Work out how many lines in the listing below include the word "Федерального"; answer with the number alone.

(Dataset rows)
◆ ◆ ◆ ◆ ◆

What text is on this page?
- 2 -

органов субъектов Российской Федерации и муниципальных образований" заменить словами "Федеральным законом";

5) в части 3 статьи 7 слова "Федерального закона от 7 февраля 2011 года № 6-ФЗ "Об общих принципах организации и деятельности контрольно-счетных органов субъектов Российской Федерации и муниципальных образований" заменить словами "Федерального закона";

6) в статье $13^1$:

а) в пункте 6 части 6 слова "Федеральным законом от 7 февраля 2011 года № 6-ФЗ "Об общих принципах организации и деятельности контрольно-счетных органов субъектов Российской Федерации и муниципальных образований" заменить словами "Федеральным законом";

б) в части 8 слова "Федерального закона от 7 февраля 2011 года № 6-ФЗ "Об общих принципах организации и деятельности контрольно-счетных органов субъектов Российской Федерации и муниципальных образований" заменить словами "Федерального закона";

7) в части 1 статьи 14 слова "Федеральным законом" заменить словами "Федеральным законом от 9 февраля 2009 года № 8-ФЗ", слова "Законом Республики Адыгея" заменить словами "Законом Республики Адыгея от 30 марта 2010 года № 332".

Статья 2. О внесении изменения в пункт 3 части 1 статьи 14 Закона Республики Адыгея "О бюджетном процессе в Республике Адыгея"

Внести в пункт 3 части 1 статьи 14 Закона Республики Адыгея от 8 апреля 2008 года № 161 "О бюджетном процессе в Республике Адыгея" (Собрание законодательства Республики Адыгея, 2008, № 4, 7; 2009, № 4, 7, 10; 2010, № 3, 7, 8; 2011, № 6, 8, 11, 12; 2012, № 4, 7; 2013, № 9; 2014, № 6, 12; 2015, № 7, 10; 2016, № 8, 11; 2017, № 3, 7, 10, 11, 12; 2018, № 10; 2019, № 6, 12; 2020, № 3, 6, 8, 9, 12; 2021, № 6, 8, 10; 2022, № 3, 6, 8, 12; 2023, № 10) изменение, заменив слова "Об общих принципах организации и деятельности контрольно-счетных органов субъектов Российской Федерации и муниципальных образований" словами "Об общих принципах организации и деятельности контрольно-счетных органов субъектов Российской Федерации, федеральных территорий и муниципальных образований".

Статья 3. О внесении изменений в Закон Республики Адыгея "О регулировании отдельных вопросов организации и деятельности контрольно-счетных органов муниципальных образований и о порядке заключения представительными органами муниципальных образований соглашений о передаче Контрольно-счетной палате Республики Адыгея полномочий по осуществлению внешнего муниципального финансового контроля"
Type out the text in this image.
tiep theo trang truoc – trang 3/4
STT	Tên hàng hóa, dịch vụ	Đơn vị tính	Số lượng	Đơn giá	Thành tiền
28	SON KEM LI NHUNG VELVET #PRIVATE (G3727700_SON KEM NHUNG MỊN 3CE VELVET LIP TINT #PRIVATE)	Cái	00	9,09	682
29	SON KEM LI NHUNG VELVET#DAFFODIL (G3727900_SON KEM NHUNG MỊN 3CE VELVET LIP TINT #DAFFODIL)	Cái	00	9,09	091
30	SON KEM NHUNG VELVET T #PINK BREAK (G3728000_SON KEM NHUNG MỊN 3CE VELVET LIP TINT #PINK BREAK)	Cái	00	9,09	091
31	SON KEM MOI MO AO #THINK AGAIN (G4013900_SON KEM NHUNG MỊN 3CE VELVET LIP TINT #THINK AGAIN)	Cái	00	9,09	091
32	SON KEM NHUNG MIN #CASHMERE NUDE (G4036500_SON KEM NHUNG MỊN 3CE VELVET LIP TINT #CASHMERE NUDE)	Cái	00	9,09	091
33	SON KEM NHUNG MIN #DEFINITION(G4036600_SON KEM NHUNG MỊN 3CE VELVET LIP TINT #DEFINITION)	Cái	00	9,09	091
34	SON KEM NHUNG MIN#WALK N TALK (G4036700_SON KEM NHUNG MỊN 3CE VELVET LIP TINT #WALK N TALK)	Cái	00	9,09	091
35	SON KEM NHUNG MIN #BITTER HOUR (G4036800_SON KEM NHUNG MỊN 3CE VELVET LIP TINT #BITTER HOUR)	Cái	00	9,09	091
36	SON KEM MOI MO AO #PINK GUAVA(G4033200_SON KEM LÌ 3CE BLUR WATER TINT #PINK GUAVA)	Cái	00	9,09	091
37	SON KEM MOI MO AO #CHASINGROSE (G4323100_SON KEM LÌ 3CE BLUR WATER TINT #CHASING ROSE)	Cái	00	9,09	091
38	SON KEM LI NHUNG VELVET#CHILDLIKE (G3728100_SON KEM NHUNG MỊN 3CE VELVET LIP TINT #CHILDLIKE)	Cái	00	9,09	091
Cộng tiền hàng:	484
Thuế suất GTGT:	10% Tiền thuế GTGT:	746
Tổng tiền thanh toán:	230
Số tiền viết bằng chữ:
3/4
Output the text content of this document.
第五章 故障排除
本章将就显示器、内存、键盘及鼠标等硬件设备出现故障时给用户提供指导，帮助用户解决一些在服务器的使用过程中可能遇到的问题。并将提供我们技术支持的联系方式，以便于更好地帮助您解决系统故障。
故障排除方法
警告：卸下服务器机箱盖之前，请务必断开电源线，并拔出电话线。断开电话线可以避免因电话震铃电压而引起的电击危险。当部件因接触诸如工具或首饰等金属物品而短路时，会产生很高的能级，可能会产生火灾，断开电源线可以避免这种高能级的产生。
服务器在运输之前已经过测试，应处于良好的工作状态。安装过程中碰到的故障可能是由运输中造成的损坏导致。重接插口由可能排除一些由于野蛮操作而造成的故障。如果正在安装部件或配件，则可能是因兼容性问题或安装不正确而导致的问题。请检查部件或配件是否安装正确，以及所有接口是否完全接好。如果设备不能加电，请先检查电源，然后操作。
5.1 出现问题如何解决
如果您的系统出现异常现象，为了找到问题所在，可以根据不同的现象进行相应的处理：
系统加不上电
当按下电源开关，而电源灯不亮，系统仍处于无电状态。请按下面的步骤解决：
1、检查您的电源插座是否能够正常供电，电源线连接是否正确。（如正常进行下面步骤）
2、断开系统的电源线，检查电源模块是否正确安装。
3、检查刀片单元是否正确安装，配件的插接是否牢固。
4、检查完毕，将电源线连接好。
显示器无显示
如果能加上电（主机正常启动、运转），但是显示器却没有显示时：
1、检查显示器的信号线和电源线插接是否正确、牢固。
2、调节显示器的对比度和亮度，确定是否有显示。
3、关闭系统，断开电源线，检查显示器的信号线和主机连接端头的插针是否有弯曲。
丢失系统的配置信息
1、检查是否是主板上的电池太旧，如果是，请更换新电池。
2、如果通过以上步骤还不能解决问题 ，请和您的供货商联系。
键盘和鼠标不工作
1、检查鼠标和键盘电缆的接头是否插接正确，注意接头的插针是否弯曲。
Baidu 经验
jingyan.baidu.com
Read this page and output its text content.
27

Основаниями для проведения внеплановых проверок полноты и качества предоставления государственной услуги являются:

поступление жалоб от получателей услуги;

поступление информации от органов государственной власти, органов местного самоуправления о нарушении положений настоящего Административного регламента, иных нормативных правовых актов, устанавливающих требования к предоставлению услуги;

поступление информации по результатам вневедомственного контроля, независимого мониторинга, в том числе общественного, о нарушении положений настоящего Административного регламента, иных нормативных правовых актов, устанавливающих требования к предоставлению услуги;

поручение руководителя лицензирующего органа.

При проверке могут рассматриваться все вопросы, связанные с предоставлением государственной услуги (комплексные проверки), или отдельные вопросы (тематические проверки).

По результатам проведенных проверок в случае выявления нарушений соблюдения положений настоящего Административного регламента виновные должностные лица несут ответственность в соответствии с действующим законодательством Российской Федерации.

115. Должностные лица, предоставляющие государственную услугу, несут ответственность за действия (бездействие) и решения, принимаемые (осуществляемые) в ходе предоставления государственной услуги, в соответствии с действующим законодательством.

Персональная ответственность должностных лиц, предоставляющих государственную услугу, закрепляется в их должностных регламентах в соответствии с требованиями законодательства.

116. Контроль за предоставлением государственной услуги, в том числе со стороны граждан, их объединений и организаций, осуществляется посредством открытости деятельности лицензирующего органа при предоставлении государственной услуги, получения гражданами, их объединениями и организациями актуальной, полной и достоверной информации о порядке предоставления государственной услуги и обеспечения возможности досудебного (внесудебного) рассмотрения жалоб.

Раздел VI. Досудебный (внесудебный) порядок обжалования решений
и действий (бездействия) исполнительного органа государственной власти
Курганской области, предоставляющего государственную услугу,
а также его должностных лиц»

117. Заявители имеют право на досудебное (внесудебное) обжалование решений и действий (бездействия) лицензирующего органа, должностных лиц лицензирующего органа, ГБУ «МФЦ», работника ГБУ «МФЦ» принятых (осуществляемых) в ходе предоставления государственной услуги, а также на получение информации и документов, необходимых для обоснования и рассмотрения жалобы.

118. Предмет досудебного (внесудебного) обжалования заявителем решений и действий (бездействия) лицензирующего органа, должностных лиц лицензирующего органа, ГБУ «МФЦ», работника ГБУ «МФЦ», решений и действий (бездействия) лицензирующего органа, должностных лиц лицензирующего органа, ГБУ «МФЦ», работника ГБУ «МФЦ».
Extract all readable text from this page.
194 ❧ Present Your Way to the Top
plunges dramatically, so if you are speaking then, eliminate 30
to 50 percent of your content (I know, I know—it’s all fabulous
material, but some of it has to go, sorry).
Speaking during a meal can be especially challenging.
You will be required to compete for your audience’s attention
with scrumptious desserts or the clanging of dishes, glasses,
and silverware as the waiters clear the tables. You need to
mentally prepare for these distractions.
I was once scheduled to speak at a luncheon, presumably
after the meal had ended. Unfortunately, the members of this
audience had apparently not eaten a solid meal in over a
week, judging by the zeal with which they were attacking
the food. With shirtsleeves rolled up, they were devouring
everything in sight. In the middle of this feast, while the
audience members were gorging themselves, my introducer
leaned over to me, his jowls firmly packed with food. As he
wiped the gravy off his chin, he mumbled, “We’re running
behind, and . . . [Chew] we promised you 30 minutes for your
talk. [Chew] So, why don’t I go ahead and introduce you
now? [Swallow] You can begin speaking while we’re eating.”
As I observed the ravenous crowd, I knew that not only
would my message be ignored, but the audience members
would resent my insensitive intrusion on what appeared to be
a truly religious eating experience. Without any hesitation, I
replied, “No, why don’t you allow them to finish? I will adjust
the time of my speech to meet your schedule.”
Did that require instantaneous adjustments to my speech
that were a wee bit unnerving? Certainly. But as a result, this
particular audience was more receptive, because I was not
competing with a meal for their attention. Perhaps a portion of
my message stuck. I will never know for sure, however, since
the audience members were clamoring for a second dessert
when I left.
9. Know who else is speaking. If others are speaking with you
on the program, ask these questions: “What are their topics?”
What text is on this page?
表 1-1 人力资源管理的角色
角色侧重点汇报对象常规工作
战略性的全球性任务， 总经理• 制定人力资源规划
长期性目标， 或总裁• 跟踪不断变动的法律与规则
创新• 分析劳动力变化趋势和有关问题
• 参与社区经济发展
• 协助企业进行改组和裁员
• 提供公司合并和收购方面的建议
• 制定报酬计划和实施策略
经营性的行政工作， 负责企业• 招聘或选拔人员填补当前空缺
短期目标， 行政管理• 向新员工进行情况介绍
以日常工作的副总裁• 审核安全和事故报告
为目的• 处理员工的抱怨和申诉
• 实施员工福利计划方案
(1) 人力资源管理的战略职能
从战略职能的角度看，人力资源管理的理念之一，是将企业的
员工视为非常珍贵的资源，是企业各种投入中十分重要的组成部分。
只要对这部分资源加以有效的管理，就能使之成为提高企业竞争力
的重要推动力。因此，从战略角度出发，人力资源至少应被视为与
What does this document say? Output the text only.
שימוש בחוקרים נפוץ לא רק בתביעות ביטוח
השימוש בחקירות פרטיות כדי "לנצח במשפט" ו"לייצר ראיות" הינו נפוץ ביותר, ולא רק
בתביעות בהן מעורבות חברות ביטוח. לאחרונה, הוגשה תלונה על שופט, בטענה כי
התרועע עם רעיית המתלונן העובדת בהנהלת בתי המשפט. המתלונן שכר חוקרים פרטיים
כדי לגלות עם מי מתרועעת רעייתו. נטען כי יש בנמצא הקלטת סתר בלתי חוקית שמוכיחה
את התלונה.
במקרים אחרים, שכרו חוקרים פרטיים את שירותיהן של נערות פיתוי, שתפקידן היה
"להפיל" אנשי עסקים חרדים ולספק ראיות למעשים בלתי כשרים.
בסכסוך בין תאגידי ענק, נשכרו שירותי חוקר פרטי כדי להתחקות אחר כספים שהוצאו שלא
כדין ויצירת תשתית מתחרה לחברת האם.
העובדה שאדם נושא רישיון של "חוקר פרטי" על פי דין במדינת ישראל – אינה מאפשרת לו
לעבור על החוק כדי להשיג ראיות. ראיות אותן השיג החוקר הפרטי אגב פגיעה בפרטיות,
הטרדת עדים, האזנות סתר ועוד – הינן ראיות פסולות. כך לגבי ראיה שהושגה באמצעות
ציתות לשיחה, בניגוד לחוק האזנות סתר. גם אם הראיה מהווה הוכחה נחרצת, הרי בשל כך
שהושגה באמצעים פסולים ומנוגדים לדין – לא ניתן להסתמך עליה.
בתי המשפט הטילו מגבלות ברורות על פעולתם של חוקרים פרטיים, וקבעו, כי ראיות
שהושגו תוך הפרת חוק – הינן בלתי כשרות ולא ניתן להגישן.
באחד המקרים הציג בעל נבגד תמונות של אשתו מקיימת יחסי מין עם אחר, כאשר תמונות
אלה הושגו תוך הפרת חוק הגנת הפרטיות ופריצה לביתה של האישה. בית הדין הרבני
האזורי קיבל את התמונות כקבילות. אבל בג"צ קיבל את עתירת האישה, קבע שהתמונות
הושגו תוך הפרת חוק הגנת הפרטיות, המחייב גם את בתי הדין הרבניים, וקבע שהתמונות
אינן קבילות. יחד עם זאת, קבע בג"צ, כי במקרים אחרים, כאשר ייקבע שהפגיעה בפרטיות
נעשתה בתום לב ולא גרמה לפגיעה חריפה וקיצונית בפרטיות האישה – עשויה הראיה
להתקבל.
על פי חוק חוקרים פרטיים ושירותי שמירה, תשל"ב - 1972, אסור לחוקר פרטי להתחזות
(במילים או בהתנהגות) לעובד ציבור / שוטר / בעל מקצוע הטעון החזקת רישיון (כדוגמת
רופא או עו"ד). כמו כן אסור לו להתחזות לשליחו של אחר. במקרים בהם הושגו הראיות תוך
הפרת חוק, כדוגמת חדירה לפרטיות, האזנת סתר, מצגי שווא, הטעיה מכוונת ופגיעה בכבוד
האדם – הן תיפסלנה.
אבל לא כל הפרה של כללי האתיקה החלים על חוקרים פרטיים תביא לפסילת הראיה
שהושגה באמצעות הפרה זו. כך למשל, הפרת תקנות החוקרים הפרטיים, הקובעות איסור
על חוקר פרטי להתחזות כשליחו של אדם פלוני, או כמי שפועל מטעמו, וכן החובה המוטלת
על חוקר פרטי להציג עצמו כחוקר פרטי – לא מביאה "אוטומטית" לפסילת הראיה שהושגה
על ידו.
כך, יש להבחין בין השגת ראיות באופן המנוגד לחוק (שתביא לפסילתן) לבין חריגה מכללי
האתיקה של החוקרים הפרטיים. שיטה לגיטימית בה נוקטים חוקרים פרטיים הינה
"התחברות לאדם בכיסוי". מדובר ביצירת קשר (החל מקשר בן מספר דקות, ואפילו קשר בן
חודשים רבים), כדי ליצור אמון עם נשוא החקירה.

◆ ◆ ◆ ◆ ◆

# Output for this task
2